What you are asked to do: Without including any pictures, write out all the entries exactly.

Excerpts from a figure dataset

------------------------------

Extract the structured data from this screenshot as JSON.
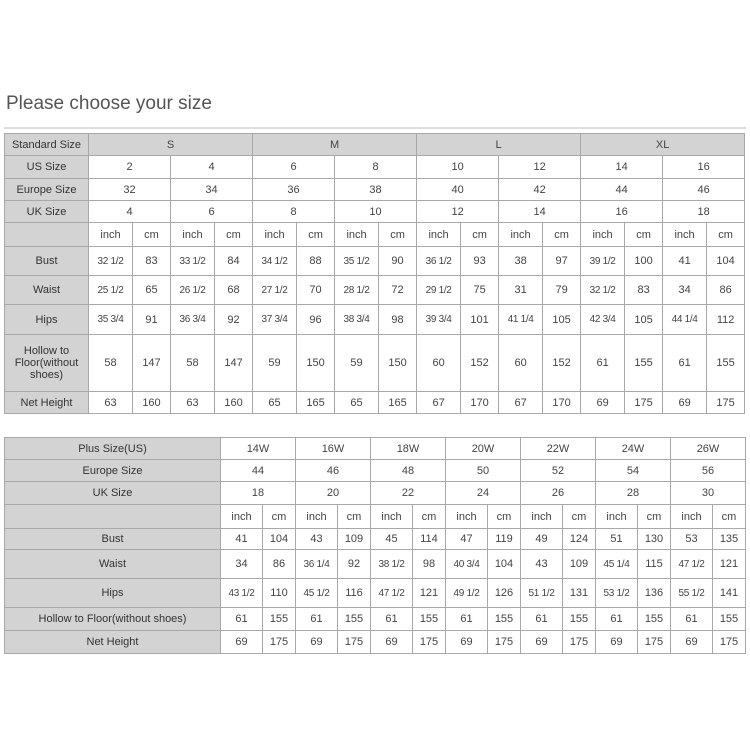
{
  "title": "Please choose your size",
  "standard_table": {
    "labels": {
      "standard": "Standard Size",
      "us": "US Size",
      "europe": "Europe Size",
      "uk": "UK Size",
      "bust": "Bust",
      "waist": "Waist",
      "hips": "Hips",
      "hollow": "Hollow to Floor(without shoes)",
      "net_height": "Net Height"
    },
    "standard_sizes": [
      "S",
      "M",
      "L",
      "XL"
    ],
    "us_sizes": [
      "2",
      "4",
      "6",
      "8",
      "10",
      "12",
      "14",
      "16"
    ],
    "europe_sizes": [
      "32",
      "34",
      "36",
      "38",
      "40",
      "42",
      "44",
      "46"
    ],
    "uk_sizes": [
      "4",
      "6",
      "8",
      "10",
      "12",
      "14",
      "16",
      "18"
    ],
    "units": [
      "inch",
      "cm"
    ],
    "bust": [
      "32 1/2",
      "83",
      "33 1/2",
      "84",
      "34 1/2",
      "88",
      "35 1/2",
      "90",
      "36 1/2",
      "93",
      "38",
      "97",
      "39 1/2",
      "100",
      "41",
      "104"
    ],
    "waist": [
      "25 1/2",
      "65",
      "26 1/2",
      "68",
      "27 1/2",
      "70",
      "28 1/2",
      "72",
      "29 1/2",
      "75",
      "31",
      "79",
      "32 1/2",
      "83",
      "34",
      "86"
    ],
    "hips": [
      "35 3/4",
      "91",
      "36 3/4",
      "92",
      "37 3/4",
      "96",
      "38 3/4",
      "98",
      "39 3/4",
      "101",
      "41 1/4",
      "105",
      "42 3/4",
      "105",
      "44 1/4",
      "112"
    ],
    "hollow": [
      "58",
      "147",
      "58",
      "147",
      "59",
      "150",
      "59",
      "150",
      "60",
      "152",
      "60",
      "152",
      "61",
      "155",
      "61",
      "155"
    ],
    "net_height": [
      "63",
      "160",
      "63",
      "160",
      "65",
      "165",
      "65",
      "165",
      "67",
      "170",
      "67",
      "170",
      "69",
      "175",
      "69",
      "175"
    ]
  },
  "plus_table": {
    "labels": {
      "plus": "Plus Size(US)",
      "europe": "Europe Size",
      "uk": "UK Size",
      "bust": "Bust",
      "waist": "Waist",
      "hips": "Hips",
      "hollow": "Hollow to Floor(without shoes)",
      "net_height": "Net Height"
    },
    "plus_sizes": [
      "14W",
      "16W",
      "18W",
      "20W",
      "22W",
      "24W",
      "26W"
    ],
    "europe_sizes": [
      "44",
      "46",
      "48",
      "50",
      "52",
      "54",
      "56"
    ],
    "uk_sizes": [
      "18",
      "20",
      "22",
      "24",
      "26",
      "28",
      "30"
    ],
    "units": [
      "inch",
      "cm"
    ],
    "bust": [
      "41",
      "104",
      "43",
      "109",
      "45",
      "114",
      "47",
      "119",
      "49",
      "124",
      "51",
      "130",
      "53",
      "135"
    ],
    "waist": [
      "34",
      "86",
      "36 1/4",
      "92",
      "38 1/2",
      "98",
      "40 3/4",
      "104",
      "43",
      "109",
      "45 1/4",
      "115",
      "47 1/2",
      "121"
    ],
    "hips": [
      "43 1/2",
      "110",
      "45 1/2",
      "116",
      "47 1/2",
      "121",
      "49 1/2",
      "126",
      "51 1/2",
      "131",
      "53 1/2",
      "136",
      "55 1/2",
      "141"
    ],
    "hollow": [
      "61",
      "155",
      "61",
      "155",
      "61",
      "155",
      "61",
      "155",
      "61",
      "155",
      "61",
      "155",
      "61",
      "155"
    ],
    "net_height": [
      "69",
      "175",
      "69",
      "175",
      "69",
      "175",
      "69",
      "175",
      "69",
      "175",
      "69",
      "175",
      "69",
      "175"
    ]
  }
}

------------------------------

Answer for this exercise:
Extract the structured data from this screenshot as JSON.
{
  "title": "Please choose your size",
  "standard_table": {
    "labels": {
      "standard": "Standard Size",
      "us": "US Size",
      "europe": "Europe Size",
      "uk": "UK Size",
      "bust": "Bust",
      "waist": "Waist",
      "hips": "Hips",
      "hollow": "Hollow to Floor(without shoes)",
      "net_height": "Net Height"
    },
    "standard_sizes": [
      "S",
      "M",
      "L",
      "XL"
    ],
    "us_sizes": [
      "2",
      "4",
      "6",
      "8",
      "10",
      "12",
      "14",
      "16"
    ],
    "europe_sizes": [
      "32",
      "34",
      "36",
      "38",
      "40",
      "42",
      "44",
      "46"
    ],
    "uk_sizes": [
      "4",
      "6",
      "8",
      "10",
      "12",
      "14",
      "16",
      "18"
    ],
    "units": [
      "inch",
      "cm"
    ],
    "bust": [
      "32 1/2",
      "83",
      "33 1/2",
      "84",
      "34 1/2",
      "88",
      "35 1/2",
      "90",
      "36 1/2",
      "93",
      "38",
      "97",
      "39 1/2",
      "100",
      "41",
      "104"
    ],
    "waist": [
      "25 1/2",
      "65",
      "26 1/2",
      "68",
      "27 1/2",
      "70",
      "28 1/2",
      "72",
      "29 1/2",
      "75",
      "31",
      "79",
      "32 1/2",
      "83",
      "34",
      "86"
    ],
    "hips": [
      "35 3/4",
      "91",
      "36 3/4",
      "92",
      "37 3/4",
      "96",
      "38 3/4",
      "98",
      "39 3/4",
      "101",
      "41 1/4",
      "105",
      "42 3/4",
      "105",
      "44 1/4",
      "112"
    ],
    "hollow": [
      "58",
      "147",
      "58",
      "147",
      "59",
      "150",
      "59",
      "150",
      "60",
      "152",
      "60",
      "152",
      "61",
      "155",
      "61",
      "155"
    ],
    "net_height": [
      "63",
      "160",
      "63",
      "160",
      "65",
      "165",
      "65",
      "165",
      "67",
      "170",
      "67",
      "170",
      "69",
      "175",
      "69",
      "175"
    ]
  },
  "plus_table": {
    "labels": {
      "plus": "Plus Size(US)",
      "europe": "Europe Size",
      "uk": "UK Size",
      "bust": "Bust",
      "waist": "Waist",
      "hips": "Hips",
      "hollow": "Hollow to Floor(without shoes)",
      "net_height": "Net Height"
    },
    "plus_sizes": [
      "14W",
      "16W",
      "18W",
      "20W",
      "22W",
      "24W",
      "26W"
    ],
    "europe_sizes": [
      "44",
      "46",
      "48",
      "50",
      "52",
      "54",
      "56"
    ],
    "uk_sizes": [
      "18",
      "20",
      "22",
      "24",
      "26",
      "28",
      "30"
    ],
    "units": [
      "inch",
      "cm"
    ],
    "bust": [
      "41",
      "104",
      "43",
      "109",
      "45",
      "114",
      "47",
      "119",
      "49",
      "124",
      "51",
      "130",
      "53",
      "135"
    ],
    "waist": [
      "34",
      "86",
      "36 1/4",
      "92",
      "38 1/2",
      "98",
      "40 3/4",
      "104",
      "43",
      "109",
      "45 1/4",
      "115",
      "47 1/2",
      "121"
    ],
    "hips": [
      "43 1/2",
      "110",
      "45 1/2",
      "116",
      "47 1/2",
      "121",
      "49 1/2",
      "126",
      "51 1/2",
      "131",
      "53 1/2",
      "136",
      "55 1/2",
      "141"
    ],
    "hollow": [
      "61",
      "155",
      "61",
      "155",
      "61",
      "155",
      "61",
      "155",
      "61",
      "155",
      "61",
      "155",
      "61",
      "155"
    ],
    "net_height": [
      "69",
      "175",
      "69",
      "175",
      "69",
      "175",
      "69",
      "175",
      "69",
      "175",
      "69",
      "175",
      "69",
      "175"
    ]
  }
}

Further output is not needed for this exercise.